Requirement: Extract the lines that carry the string "прослеживаемых" from the listing.

** Begin Input material **

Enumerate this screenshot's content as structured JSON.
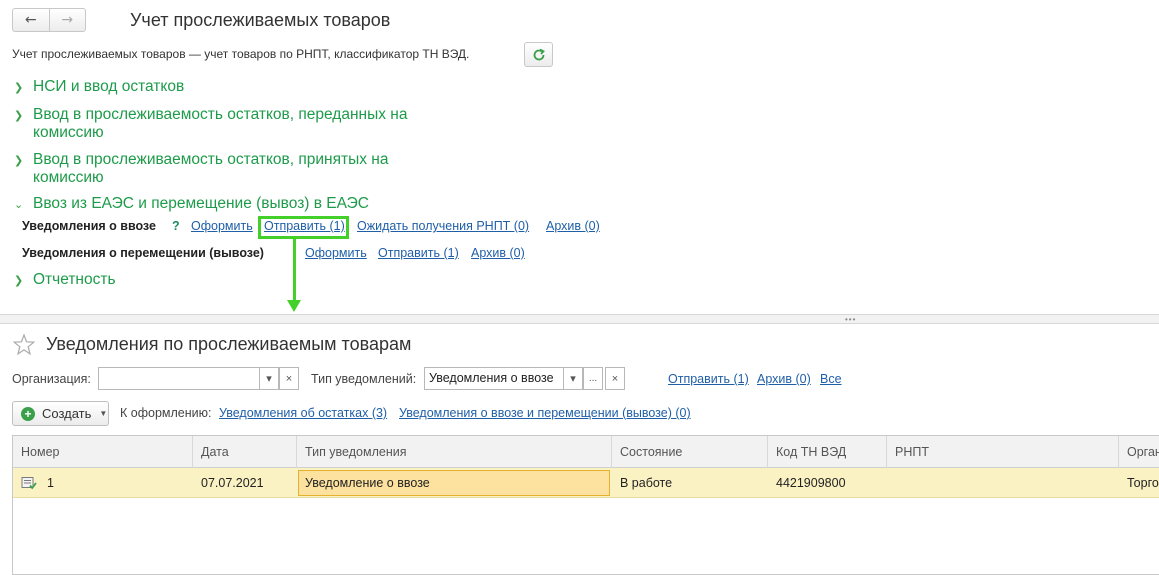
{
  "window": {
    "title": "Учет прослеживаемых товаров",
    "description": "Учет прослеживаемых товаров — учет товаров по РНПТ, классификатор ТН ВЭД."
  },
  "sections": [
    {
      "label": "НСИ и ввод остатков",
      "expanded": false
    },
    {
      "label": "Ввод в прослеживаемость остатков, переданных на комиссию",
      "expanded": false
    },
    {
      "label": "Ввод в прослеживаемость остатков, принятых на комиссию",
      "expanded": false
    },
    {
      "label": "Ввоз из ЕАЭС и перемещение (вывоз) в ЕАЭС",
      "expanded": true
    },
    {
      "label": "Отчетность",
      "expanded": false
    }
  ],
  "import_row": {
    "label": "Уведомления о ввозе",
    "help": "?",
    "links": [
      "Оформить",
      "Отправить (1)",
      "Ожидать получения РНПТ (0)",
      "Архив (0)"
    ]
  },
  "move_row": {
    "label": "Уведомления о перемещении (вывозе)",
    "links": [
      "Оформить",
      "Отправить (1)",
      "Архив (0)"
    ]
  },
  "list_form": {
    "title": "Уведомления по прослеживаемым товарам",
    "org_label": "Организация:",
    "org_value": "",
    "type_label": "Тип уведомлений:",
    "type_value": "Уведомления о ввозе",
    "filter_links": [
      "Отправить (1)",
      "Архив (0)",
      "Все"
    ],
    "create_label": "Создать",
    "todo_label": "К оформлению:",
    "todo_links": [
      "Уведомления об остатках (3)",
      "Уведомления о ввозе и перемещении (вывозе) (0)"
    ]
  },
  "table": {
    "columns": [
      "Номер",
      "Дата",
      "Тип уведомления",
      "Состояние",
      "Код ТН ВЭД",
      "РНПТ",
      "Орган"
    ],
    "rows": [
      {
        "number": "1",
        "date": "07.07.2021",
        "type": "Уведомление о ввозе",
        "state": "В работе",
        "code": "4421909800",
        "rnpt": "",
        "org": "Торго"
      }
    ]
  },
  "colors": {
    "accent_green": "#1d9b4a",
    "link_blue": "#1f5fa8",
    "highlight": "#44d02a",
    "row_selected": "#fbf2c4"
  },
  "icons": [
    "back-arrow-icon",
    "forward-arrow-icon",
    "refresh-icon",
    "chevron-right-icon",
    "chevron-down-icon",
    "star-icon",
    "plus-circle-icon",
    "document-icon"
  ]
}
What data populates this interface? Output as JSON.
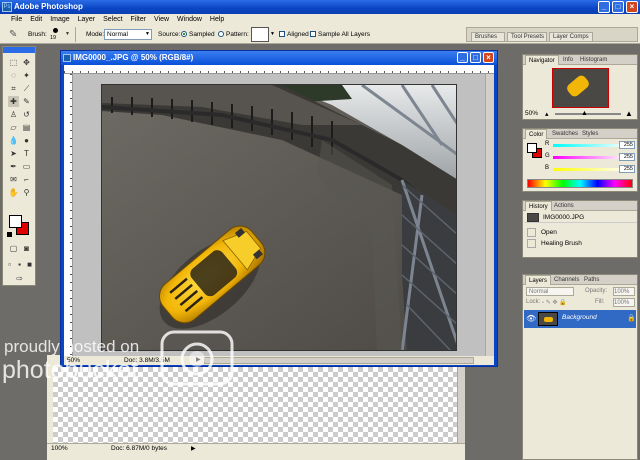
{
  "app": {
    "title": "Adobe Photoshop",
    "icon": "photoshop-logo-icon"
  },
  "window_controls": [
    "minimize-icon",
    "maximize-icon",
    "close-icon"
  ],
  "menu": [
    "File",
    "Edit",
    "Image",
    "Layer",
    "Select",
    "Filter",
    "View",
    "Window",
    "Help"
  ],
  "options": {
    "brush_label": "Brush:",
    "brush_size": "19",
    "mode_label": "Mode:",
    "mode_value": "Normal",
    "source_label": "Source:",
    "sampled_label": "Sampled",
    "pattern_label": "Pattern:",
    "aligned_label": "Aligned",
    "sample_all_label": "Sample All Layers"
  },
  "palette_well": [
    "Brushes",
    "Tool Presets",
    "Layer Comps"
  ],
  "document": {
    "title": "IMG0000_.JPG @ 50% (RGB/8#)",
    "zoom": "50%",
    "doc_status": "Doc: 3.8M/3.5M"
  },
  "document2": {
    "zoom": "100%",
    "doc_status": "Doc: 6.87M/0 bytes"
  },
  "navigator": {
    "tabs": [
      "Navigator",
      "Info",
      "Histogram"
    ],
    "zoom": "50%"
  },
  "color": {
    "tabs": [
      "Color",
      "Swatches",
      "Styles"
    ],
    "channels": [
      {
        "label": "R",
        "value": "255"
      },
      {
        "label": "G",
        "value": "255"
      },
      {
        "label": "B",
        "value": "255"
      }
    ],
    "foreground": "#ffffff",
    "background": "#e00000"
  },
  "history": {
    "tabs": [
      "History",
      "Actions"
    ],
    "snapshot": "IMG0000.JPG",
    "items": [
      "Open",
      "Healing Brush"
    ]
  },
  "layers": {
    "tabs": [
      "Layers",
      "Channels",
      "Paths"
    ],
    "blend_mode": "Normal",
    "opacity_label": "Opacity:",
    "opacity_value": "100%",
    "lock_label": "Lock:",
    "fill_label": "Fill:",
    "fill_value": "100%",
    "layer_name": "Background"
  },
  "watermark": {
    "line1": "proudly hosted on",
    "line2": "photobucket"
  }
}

** End Input material **

Result below:
    "title": "Учет прослеживаемых товаров",
    "description": "Учет прослеживаемых товаров — учет товаров по РНПТ, классификатор ТН ВЭД."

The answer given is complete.